Dataset items -
_ _ _ _ _ _ _
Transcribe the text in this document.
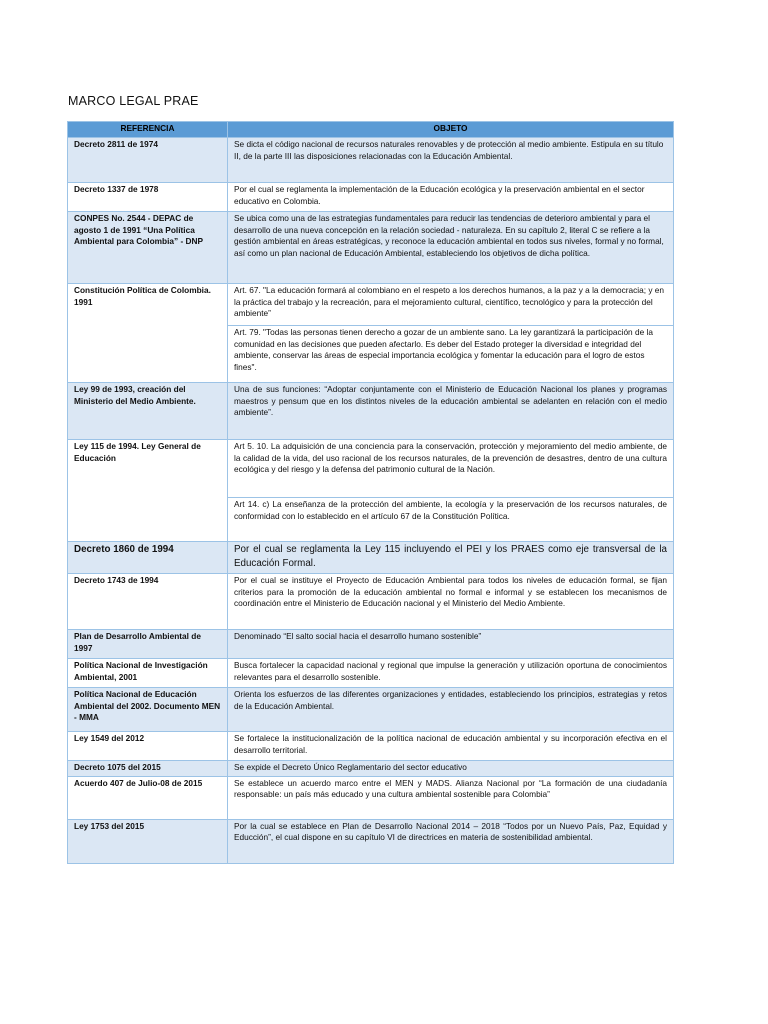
MARCO LEGAL PRAE
REFERENCIA	OBJETO
Decreto 2811 de 1974	Se dicta el código nacional de recursos naturales renovables y de protección al medio ambiente. Estipula en su título II, de la parte III las disposiciones relacionadas con la Educación Ambiental.
Decreto 1337 de 1978	Por el cual se reglamenta la implementación de la Educación ecológica y la preservación ambiental en el sector educativo en Colombia.
CONPES No. 2544 - DEPAC de agosto 1 de 1991 “Una Política Ambiental para Colombia” - DNP	Se ubica como una de las estrategias fundamentales para reducir las tendencias de deterioro ambiental y para el desarrollo de una nueva concepción en la relación sociedad - naturaleza. En su capítulo 2, literal C se refiere a la gestión ambiental en áreas estratégicas, y reconoce la educación ambiental en todos sus niveles, formal y no formal, así como un plan nacional de Educación Ambiental, estableciendo los objetivos de dicha política.
Constitución Política de Colombia. 1991	Art. 67. "La educación formará al colombiano en el respeto a los derechos humanos, a la paz y a la democracia; y en la práctica del trabajo y la recreación, para el mejoramiento cultural, científico, tecnológico y para la protección del ambiente”
	Art. 79. "Todas las personas tienen derecho a gozar de un ambiente sano. La ley garantizará la participación de la comunidad en las decisiones que pueden afectarlo. Es deber del Estado proteger la diversidad e integridad del ambiente, conservar las áreas de especial importancia ecológica y fomentar la educación para el logro de estos fines".
Ley 99 de 1993, creación del Ministerio del Medio Ambiente.	Una de sus funciones: “Adoptar conjuntamente con el Ministerio de Educación Nacional los planes y programas maestros y pensum que en los distintos niveles de la educación ambiental se adelanten en relación con el medio ambiente”.
Ley 115 de 1994. Ley General de Educación	Art 5. 10. La adquisición de una conciencia para la conservación, protección y mejoramiento del medio ambiente, de la calidad de la vida, del uso racional de los recursos naturales, de la prevención de desastres, dentro de una cultura ecológica y del riesgo y la defensa del patrimonio cultural de la Nación.
	Art 14. c) La enseñanza de la protección del ambiente, la ecología y la preservación de los recursos naturales, de conformidad con lo establecido en el artículo 67 de la Constitución Política.
Decreto 1860 de 1994	Por el cual se reglamenta la Ley 115 incluyendo el PEI y los PRAES como eje transversal de la Educación Formal.
Decreto 1743 de 1994	Por el cual se instituye el Proyecto de Educación Ambiental para todos los niveles de educación formal, se fijan criterios para la promoción de la educación ambiental no formal e informal y se establecen los mecanismos de coordinación entre el Ministerio de Educación nacional y el Ministerio del Medio Ambiente.
Plan de Desarrollo Ambiental de 1997	Denominado “El salto social hacia el desarrollo humano sostenible”
Política Nacional de Investigación Ambiental, 2001	Busca fortalecer la capacidad nacional y regional que impulse la generación y utilización oportuna de conocimientos relevantes para el desarrollo sostenible.
Política Nacional de Educación Ambiental del 2002. Documento MEN - MMA	Orienta los esfuerzos de las diferentes organizaciones y entidades, estableciendo los principios, estrategias y retos de la Educación Ambiental.
Ley 1549 del 2012	Se fortalece la institucionalización de la política nacional de educación ambiental y su incorporación efectiva en el desarrollo territorial.
Decreto 1075 del 2015	Se expide el Decreto Único Reglamentario del sector educativo
Acuerdo 407 de Julio-08 de 2015	Se establece un acuerdo marco entre el MEN y MADS. Alianza Nacional por “La formación de una ciudadanía responsable: un país más educado y una cultura ambiental sostenible para Colombia”
Ley 1753 del 2015	Por la cual se establece en Plan de Desarrollo Nacional 2014 – 2018 “Todos por un Nuevo País, Paz, Equidad y Educción”, el cual dispone en su capítulo VI de directrices en materia de sostenibilidad ambiental.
_ _ _ _ _ _ _
EXERCISE TASK -
Retype all of the entries exactly as written, leaving out any images.

SOLVED EXERCISE -
Transcribe the text in this document.
MARCO LEGAL PRAE
REFERENCIA	OBJETO
Decreto 2811 de 1974	Se dicta el código nacional de recursos naturales renovables y de protección al medio ambiente. Estipula en su título II, de la parte III las disposiciones relacionadas con la Educación Ambiental.
Decreto 1337 de 1978	Por el cual se reglamenta la implementación de la Educación ecológica y la preservación ambiental en el sector educativo en Colombia.
CONPES No. 2544 - DEPAC de agosto 1 de 1991 “Una Política Ambiental para Colombia” - DNP	Se ubica como una de las estrategias fundamentales para reducir las tendencias de deterioro ambiental y para el desarrollo de una nueva concepción en la relación sociedad - naturaleza. En su capítulo 2, literal C se refiere a la gestión ambiental en áreas estratégicas, y reconoce la educación ambiental en todos sus niveles, formal y no formal, así como un plan nacional de Educación Ambiental, estableciendo los objetivos de dicha política.
Constitución Política de Colombia. 1991	Art. 67. "La educación formará al colombiano en el respeto a los derechos humanos, a la paz y a la democracia; y en la práctica del trabajo y la recreación, para el mejoramiento cultural, científico, tecnológico y para la protección del ambiente”
	Art. 79. "Todas las personas tienen derecho a gozar de un ambiente sano. La ley garantizará la participación de la comunidad en las decisiones que pueden afectarlo. Es deber del Estado proteger la diversidad e integridad del ambiente, conservar las áreas de especial importancia ecológica y fomentar la educación para el logro de estos fines".
Ley 99 de 1993, creación del Ministerio del Medio Ambiente.	Una de sus funciones: “Adoptar conjuntamente con el Ministerio de Educación Nacional los planes y programas maestros y pensum que en los distintos niveles de la educación ambiental se adelanten en relación con el medio ambiente”.
Ley 115 de 1994. Ley General de Educación	Art 5. 10. La adquisición de una conciencia para la conservación, protección y mejoramiento del medio ambiente, de la calidad de la vida, del uso racional de los recursos naturales, de la prevención de desastres, dentro de una cultura ecológica y del riesgo y la defensa del patrimonio cultural de la Nación.
	Art 14. c) La enseñanza de la protección del ambiente, la ecología y la preservación de los recursos naturales, de conformidad con lo establecido en el artículo 67 de la Constitución Política.
Decreto 1860 de 1994	Por el cual se reglamenta la Ley 115 incluyendo el PEI y los PRAES como eje transversal de la Educación Formal.
Decreto 1743 de 1994	Por el cual se instituye el Proyecto de Educación Ambiental para todos los niveles de educación formal, se fijan criterios para la promoción de la educación ambiental no formal e informal y se establecen los mecanismos de coordinación entre el Ministerio de Educación nacional y el Ministerio del Medio Ambiente.
Plan de Desarrollo Ambiental de 1997	Denominado “El salto social hacia el desarrollo humano sostenible”
Política Nacional de Investigación Ambiental, 2001	Busca fortalecer la capacidad nacional y regional que impulse la generación y utilización oportuna de conocimientos relevantes para el desarrollo sostenible.
Política Nacional de Educación Ambiental del 2002. Documento MEN - MMA	Orienta los esfuerzos de las diferentes organizaciones y entidades, estableciendo los principios, estrategias y retos de la Educación Ambiental.
Ley 1549 del 2012	Se fortalece la institucionalización de la política nacional de educación ambiental y su incorporación efectiva en el desarrollo territorial.
Decreto 1075 del 2015	Se expide el Decreto Único Reglamentario del sector educativo
Acuerdo 407 de Julio-08 de 2015	Se establece un acuerdo marco entre el MEN y MADS. Alianza Nacional por “La formación de una ciudadanía responsable: un país más educado y una cultura ambiental sostenible para Colombia”
Ley 1753 del 2015	Por la cual se establece en Plan de Desarrollo Nacional 2014 – 2018 “Todos por un Nuevo País, Paz, Equidad y Educción”, el cual dispone en su capítulo VI de directrices en materia de sostenibilidad ambiental.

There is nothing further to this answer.